Exercise directions - Copy every one of the records below word for word, line by line.

Listed records -
--- start ---

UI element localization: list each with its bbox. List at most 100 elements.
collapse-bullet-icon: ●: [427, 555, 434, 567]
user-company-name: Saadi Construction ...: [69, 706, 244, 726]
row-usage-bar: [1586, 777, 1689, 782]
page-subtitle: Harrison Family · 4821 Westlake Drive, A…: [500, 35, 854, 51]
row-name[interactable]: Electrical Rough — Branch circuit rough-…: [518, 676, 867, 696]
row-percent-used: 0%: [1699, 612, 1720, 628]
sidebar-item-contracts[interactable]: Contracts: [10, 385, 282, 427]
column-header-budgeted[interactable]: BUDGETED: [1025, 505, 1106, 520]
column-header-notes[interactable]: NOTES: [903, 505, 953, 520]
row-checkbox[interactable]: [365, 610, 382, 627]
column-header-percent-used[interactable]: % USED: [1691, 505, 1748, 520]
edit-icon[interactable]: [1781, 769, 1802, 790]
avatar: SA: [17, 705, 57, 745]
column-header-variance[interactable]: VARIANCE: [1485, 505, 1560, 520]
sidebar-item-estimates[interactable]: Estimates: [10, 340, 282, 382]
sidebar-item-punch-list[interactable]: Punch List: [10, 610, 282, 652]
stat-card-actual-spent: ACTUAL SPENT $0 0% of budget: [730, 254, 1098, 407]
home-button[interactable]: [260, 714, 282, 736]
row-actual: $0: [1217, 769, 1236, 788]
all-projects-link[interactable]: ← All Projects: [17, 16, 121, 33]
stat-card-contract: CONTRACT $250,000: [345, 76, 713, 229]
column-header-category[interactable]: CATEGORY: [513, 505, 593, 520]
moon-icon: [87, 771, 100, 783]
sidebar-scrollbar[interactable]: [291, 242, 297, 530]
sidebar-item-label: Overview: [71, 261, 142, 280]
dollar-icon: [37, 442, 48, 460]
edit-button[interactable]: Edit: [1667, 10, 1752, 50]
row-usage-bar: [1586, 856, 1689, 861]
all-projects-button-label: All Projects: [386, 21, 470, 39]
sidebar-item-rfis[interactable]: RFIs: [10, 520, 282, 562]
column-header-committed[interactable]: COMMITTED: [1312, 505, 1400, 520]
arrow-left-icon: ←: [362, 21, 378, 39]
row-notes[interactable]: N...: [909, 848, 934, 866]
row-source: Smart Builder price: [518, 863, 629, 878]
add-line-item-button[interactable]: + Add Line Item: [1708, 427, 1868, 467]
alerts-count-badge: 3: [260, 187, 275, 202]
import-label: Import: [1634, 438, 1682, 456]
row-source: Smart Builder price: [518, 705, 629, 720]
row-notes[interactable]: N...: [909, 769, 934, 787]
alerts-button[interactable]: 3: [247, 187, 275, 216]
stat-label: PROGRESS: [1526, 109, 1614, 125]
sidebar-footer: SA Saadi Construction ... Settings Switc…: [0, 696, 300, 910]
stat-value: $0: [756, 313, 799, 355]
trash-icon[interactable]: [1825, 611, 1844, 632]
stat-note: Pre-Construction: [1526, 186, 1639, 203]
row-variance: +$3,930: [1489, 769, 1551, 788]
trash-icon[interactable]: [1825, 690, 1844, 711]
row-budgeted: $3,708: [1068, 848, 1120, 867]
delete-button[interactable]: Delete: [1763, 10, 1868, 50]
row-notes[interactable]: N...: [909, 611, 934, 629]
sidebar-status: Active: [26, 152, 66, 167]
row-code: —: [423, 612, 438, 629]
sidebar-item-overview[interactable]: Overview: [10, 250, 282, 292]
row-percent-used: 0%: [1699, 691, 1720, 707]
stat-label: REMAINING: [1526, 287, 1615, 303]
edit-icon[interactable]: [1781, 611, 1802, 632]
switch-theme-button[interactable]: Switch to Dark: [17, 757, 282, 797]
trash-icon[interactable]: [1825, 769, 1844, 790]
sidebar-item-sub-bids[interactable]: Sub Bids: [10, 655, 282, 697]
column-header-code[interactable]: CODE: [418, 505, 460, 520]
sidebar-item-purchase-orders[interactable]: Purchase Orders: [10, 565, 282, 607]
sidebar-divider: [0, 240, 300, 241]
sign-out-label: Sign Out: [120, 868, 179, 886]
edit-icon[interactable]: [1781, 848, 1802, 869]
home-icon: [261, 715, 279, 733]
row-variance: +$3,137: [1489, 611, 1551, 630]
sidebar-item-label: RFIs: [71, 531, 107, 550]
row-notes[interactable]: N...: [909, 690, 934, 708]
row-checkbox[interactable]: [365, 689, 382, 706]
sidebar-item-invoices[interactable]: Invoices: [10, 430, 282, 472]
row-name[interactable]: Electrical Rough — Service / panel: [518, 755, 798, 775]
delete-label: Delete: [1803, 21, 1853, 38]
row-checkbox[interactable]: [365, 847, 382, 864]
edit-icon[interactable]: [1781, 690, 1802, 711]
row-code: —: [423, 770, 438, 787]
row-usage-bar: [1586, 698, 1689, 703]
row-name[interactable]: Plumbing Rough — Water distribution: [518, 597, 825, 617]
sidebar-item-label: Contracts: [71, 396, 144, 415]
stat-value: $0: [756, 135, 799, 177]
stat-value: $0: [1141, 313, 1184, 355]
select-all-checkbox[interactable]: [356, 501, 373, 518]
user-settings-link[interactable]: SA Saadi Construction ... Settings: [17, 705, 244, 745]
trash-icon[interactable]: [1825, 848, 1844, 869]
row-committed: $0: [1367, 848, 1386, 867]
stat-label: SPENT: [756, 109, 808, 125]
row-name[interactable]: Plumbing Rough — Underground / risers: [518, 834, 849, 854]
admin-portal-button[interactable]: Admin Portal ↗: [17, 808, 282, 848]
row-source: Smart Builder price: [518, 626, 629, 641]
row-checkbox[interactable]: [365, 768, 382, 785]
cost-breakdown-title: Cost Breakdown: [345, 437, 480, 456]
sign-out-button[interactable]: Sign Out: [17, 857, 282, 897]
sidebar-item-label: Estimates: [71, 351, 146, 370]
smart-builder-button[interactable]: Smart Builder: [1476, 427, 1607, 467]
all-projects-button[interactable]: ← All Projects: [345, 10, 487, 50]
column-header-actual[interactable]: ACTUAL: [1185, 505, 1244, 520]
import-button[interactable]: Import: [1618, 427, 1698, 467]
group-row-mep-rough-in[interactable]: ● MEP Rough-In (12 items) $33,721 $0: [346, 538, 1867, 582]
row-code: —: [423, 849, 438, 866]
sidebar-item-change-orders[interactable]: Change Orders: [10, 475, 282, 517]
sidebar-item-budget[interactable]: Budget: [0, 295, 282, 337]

--- end ---

Result for this exercise -
UI element localization: list each with its bbox. List at most 100 elements.
collapse-bullet-icon: ●: [427, 555, 434, 567]
user-company-name: Saadi Construction ...: [69, 706, 244, 726]
row-usage-bar: [1586, 777, 1689, 782]
page-subtitle: Harrison Family · 4821 Westlake Drive, A…: [500, 35, 854, 51]
row-name[interactable]: Electrical Rough — Branch circuit rough-…: [518, 676, 867, 696]
row-percent-used: 0%: [1699, 612, 1720, 628]
sidebar-item-contracts[interactable]: Contracts: [10, 385, 282, 427]
column-header-budgeted[interactable]: BUDGETED: [1025, 505, 1106, 520]
column-header-notes[interactable]: NOTES: [903, 505, 953, 520]
row-checkbox[interactable]: [365, 610, 382, 627]
column-header-percent-used[interactable]: % USED: [1691, 505, 1748, 520]
edit-icon[interactable]: [1781, 769, 1802, 790]
avatar: SA: [17, 705, 57, 745]
column-header-variance[interactable]: VARIANCE: [1485, 505, 1560, 520]
sidebar-item-estimates[interactable]: Estimates: [10, 340, 282, 382]
sidebar-item-punch-list[interactable]: Punch List: [10, 610, 282, 652]
stat-card-actual-spent: ACTUAL SPENT $0 0% of budget: [730, 254, 1098, 407]
home-button[interactable]: [260, 714, 282, 736]
row-actual: $0: [1217, 769, 1236, 788]
all-projects-link[interactable]: ← All Projects: [17, 16, 121, 33]
stat-card-contract: CONTRACT $250,000: [345, 76, 713, 229]
column-header-category[interactable]: CATEGORY: [513, 505, 593, 520]
moon-icon: [87, 771, 100, 783]
sidebar-scrollbar[interactable]: [291, 242, 297, 530]
sidebar-item-label: Overview: [71, 261, 142, 280]
dollar-icon: [37, 442, 48, 460]
edit-button[interactable]: Edit: [1667, 10, 1752, 50]
row-usage-bar: [1586, 856, 1689, 861]
all-projects-button-label: All Projects: [386, 21, 470, 39]
sidebar-item-rfis[interactable]: RFIs: [10, 520, 282, 562]
column-header-committed[interactable]: COMMITTED: [1312, 505, 1400, 520]
arrow-left-icon: ←: [362, 21, 378, 39]
row-notes[interactable]: N...: [909, 848, 934, 866]
row-source: Smart Builder price: [518, 863, 629, 878]
add-line-item-button[interactable]: + Add Line Item: [1708, 427, 1868, 467]
alerts-count-badge: 3: [260, 187, 275, 202]
import-label: Import: [1634, 438, 1682, 456]
row-source: Smart Builder price: [518, 705, 629, 720]
row-notes[interactable]: N...: [909, 769, 934, 787]
alerts-button[interactable]: 3: [247, 187, 275, 216]
stat-label: PROGRESS: [1526, 109, 1614, 125]
sidebar-footer: SA Saadi Construction ... Settings Switc…: [0, 696, 300, 910]
stat-value: $0: [756, 313, 799, 355]
trash-icon[interactable]: [1825, 611, 1844, 632]
stat-note: Pre-Construction: [1526, 186, 1639, 203]
row-variance: +$3,930: [1489, 769, 1551, 788]
trash-icon[interactable]: [1825, 690, 1844, 711]
row-budgeted: $3,708: [1068, 848, 1120, 867]
delete-button[interactable]: Delete: [1763, 10, 1868, 50]
row-notes[interactable]: N...: [909, 611, 934, 629]
sidebar-status: Active: [26, 152, 66, 167]
row-code: —: [423, 612, 438, 629]
sidebar-item-overview[interactable]: Overview: [10, 250, 282, 292]
row-percent-used: 0%: [1699, 691, 1720, 707]
stat-label: REMAINING: [1526, 287, 1615, 303]
edit-icon[interactable]: [1781, 611, 1802, 632]
switch-theme-button[interactable]: Switch to Dark: [17, 757, 282, 797]
trash-icon[interactable]: [1825, 769, 1844, 790]
sidebar-item-sub-bids[interactable]: Sub Bids: [10, 655, 282, 697]
column-header-code[interactable]: CODE: [418, 505, 460, 520]
sidebar-item-purchase-orders[interactable]: Purchase Orders: [10, 565, 282, 607]
sidebar-divider: [0, 240, 300, 241]
sign-out-label: Sign Out: [120, 868, 179, 886]
edit-icon[interactable]: [1781, 848, 1802, 869]
home-icon: [261, 715, 279, 733]
row-variance: +$3,137: [1489, 611, 1551, 630]
sidebar-item-label: RFIs: [71, 531, 107, 550]
row-notes[interactable]: N...: [909, 690, 934, 708]
row-checkbox[interactable]: [365, 689, 382, 706]
sidebar-item-invoices[interactable]: Invoices: [10, 430, 282, 472]
row-name[interactable]: Electrical Rough — Service / panel: [518, 755, 798, 775]
delete-label: Delete: [1803, 21, 1853, 38]
row-checkbox[interactable]: [365, 847, 382, 864]
edit-icon[interactable]: [1781, 690, 1802, 711]
row-code: —: [423, 770, 438, 787]
row-usage-bar: [1586, 698, 1689, 703]
row-name[interactable]: Plumbing Rough — Water distribution: [518, 597, 825, 617]
sidebar-item-label: Contracts: [71, 396, 144, 415]
stat-value: $0: [756, 135, 799, 177]
stat-value: $0: [1141, 313, 1184, 355]
select-all-checkbox[interactable]: [356, 501, 373, 518]
user-settings-link[interactable]: SA Saadi Construction ... Settings: [17, 705, 244, 745]
trash-icon[interactable]: [1825, 848, 1844, 869]
row-committed: $0: [1367, 848, 1386, 867]
stat-label: SPENT: [756, 109, 808, 125]
row-name[interactable]: Plumbing Rough — Underground / risers: [518, 834, 849, 854]
admin-portal-button[interactable]: Admin Portal ↗: [17, 808, 282, 848]
row-source: Smart Builder price: [518, 626, 629, 641]
row-checkbox[interactable]: [365, 768, 382, 785]
cost-breakdown-title: Cost Breakdown: [345, 437, 480, 456]
sign-out-button[interactable]: Sign Out: [17, 857, 282, 897]
sidebar-item-label: Estimates: [71, 351, 146, 370]
smart-builder-button[interactable]: Smart Builder: [1476, 427, 1607, 467]
all-projects-button[interactable]: ← All Projects: [345, 10, 487, 50]
column-header-actual[interactable]: ACTUAL: [1185, 505, 1244, 520]
import-button[interactable]: Import: [1618, 427, 1698, 467]
group-row-mep-rough-in[interactable]: ● MEP Rough-In (12 items) $33,721 $0: [346, 538, 1867, 582]
row-code: —: [423, 849, 438, 866]
sidebar-item-change-orders[interactable]: Change Orders: [10, 475, 282, 517]
sidebar-item-budget[interactable]: Budget: [0, 295, 282, 337]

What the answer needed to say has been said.